What is required => Below is a set of records; restate each one word for word.

--------------------

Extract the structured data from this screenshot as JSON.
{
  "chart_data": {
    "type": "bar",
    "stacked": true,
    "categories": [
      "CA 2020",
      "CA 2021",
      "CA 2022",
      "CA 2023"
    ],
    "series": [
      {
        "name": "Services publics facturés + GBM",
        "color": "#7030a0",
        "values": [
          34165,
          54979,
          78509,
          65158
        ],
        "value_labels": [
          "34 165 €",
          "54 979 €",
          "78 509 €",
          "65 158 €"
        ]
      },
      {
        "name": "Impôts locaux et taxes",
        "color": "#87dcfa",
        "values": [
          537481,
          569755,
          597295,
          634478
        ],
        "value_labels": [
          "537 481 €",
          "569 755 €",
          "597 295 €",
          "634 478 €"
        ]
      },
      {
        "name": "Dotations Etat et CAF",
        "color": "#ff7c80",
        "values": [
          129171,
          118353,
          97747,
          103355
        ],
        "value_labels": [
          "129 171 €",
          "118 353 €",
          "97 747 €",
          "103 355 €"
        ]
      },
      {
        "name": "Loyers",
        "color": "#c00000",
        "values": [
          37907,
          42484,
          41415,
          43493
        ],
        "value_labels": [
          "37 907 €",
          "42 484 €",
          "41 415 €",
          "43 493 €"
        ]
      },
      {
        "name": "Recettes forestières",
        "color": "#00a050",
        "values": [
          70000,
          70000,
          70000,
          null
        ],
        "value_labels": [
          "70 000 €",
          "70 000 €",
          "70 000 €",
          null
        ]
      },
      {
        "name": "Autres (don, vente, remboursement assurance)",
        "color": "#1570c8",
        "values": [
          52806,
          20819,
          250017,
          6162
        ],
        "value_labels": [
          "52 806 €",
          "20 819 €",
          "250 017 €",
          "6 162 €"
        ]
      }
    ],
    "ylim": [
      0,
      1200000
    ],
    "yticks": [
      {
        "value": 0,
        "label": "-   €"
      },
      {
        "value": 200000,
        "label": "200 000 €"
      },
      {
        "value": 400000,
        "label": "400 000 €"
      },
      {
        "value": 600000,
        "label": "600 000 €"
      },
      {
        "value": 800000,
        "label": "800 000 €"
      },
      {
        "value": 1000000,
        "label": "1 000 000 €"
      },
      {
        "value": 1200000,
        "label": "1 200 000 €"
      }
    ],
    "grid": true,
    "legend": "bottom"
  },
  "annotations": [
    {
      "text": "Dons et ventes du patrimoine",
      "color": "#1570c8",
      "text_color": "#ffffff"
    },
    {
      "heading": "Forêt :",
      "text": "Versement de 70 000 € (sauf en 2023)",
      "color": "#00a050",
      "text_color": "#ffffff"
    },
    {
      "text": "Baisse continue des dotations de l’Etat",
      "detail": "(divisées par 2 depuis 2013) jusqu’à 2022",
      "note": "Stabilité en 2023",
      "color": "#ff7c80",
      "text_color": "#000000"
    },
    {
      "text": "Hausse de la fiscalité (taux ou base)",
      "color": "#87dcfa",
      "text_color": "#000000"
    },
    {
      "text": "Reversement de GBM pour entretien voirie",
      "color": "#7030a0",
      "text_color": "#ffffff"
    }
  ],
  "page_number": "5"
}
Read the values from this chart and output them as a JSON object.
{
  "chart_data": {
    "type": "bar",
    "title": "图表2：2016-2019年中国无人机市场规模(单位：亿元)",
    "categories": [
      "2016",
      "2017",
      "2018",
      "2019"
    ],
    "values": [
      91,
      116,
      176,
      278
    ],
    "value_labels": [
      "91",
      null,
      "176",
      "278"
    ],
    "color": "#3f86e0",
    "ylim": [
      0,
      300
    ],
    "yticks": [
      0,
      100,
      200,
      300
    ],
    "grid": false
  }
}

--------------------

Solution to this problem =>
Extract the structured data from this screenshot as JSON.
{
  "chart_data": {
    "type": "bar",
    "stacked": true,
    "categories": [
      "CA 2020",
      "CA 2021",
      "CA 2022",
      "CA 2023"
    ],
    "series": [
      {
        "name": "Services publics facturés + GBM",
        "color": "#7030a0",
        "values": [
          34165,
          54979,
          78509,
          65158
        ],
        "value_labels": [
          "34 165 €",
          "54 979 €",
          "78 509 €",
          "65 158 €"
        ]
      },
      {
        "name": "Impôts locaux et taxes",
        "color": "#87dcfa",
        "values": [
          537481,
          569755,
          597295,
          634478
        ],
        "value_labels": [
          "537 481 €",
          "569 755 €",
          "597 295 €",
          "634 478 €"
        ]
      },
      {
        "name": "Dotations Etat et CAF",
        "color": "#ff7c80",
        "values": [
          129171,
          118353,
          97747,
          103355
        ],
        "value_labels": [
          "129 171 €",
          "118 353 €",
          "97 747 €",
          "103 355 €"
        ]
      },
      {
        "name": "Loyers",
        "color": "#c00000",
        "values": [
          37907,
          42484,
          41415,
          43493
        ],
        "value_labels": [
          "37 907 €",
          "42 484 €",
          "41 415 €",
          "43 493 €"
        ]
      },
      {
        "name": "Recettes forestières",
        "color": "#00a050",
        "values": [
          70000,
          70000,
          70000,
          null
        ],
        "value_labels": [
          "70 000 €",
          "70 000 €",
          "70 000 €",
          null
        ]
      },
      {
        "name": "Autres (don, vente, remboursement assurance)",
        "color": "#1570c8",
        "values": [
          52806,
          20819,
          250017,
          6162
        ],
        "value_labels": [
          "52 806 €",
          "20 819 €",
          "250 017 €",
          "6 162 €"
        ]
      }
    ],
    "ylim": [
      0,
      1200000
    ],
    "yticks": [
      {
        "value": 0,
        "label": "-   €"
      },
      {
        "value": 200000,
        "label": "200 000 €"
      },
      {
        "value": 400000,
        "label": "400 000 €"
      },
      {
        "value": 600000,
        "label": "600 000 €"
      },
      {
        "value": 800000,
        "label": "800 000 €"
      },
      {
        "value": 1000000,
        "label": "1 000 000 €"
      },
      {
        "value": 1200000,
        "label": "1 200 000 €"
      }
    ],
    "grid": true,
    "legend": "bottom"
  },
  "annotations": [
    {
      "text": "Dons et ventes du patrimoine",
      "color": "#1570c8",
      "text_color": "#ffffff"
    },
    {
      "heading": "Forêt :",
      "text": "Versement de 70 000 € (sauf en 2023)",
      "color": "#00a050",
      "text_color": "#ffffff"
    },
    {
      "text": "Baisse continue des dotations de l’Etat",
      "detail": "(divisées par 2 depuis 2013) jusqu’à 2022",
      "note": "Stabilité en 2023",
      "color": "#ff7c80",
      "text_color": "#000000"
    },
    {
      "text": "Hausse de la fiscalité (taux ou base)",
      "color": "#87dcfa",
      "text_color": "#000000"
    },
    {
      "text": "Reversement de GBM pour entretien voirie",
      "color": "#7030a0",
      "text_color": "#ffffff"
    }
  ],
  "page_number": "5"
}
Read the values from this chart and output them as a JSON object.
{
  "chart_data": {
    "type": "bar",
    "title": "图表2：2016-2019年中国无人机市场规模(单位：亿元)",
    "categories": [
      "2016",
      "2017",
      "2018",
      "2019"
    ],
    "values": [
      91,
      116,
      176,
      278
    ],
    "value_labels": [
      "91",
      null,
      "176",
      "278"
    ],
    "color": "#3f86e0",
    "ylim": [
      0,
      300
    ],
    "yticks": [
      0,
      100,
      200,
      300
    ],
    "grid": false
  }
}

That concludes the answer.